#### What you should do:
Filter the entries and keep only the lines where the string "this" appears.

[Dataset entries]
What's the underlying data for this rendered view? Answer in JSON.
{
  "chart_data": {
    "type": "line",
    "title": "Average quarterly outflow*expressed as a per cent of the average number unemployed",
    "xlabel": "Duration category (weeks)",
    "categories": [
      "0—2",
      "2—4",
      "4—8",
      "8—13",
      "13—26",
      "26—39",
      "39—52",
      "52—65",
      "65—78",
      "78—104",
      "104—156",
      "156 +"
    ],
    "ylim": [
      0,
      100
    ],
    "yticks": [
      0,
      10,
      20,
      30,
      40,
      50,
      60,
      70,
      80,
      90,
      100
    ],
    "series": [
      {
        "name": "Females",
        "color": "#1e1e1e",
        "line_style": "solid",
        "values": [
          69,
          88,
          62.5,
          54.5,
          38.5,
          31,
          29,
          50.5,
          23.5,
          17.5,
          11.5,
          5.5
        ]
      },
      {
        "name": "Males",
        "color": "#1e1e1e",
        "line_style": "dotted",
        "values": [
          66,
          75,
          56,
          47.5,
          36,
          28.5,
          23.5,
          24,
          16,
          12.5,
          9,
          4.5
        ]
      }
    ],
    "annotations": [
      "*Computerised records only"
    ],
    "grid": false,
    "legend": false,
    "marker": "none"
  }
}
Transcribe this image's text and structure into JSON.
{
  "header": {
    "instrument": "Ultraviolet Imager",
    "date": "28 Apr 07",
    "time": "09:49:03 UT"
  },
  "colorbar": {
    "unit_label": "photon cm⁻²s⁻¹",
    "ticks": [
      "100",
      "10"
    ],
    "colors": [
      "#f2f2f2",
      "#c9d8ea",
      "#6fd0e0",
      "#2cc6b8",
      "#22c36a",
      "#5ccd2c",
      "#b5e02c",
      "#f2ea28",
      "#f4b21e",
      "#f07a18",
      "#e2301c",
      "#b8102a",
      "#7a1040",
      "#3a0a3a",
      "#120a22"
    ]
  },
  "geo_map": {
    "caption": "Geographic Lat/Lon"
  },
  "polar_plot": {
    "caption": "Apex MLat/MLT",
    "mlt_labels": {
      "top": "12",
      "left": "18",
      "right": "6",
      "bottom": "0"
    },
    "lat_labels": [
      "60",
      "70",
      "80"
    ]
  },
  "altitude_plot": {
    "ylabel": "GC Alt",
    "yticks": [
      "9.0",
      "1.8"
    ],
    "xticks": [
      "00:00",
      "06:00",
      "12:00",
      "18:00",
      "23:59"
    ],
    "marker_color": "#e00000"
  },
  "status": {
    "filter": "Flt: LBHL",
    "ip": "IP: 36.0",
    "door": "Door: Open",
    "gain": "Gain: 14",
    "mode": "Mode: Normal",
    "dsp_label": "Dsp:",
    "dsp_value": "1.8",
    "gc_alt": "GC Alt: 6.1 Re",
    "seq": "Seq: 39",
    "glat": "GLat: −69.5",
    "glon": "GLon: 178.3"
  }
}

#### Answer below:
What's the underlying data for this rendered view? Answer in JSON.
Transcribe this image's text and structure into JSON.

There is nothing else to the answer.